*What is needed*:
Show every line where "紫溪市镇" occurs.

[Dataset records]
[START]

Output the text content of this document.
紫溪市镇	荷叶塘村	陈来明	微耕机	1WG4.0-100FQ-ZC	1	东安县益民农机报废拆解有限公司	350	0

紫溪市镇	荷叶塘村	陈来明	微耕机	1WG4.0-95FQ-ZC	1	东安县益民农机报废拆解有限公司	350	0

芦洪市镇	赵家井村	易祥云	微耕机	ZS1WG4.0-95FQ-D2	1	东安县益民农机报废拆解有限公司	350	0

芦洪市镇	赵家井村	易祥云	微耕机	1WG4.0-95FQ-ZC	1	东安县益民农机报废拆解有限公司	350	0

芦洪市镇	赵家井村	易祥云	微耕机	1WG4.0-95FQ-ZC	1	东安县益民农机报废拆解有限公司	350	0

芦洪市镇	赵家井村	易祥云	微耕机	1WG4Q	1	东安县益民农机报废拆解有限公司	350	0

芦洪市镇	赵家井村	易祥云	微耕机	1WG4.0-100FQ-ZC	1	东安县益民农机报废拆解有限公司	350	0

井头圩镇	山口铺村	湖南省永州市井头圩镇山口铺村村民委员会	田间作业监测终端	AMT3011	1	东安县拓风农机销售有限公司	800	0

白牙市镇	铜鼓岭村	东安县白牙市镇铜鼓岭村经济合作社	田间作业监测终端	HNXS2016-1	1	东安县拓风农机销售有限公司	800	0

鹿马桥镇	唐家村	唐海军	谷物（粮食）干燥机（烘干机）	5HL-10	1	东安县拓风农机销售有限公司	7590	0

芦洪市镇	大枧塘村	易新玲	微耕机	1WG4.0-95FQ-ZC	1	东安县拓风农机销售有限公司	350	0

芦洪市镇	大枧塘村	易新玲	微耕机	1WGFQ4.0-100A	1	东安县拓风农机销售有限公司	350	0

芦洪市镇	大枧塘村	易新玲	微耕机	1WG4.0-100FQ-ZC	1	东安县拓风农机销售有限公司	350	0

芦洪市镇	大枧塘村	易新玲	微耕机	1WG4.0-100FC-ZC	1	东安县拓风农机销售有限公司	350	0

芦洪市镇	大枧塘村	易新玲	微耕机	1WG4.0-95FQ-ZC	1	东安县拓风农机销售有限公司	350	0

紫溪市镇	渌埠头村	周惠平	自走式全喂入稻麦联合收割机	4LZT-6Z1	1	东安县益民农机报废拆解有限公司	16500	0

[END]

*Solution*:
紫溪市镇	荷叶塘村	陈来明	微耕机	1WG4.0-100FQ-ZC	1	东安县益民农机报废拆解有限公司	350	0
紫溪市镇	荷叶塘村	陈来明	微耕机	1WG4.0-95FQ-ZC	1	东安县益民农机报废拆解有限公司	350	0
紫溪市镇	渌埠头村	周惠平	自走式全喂入稻麦联合收割机	4LZT-6Z1	1	东安县益民农机报废拆解有限公司	16500	0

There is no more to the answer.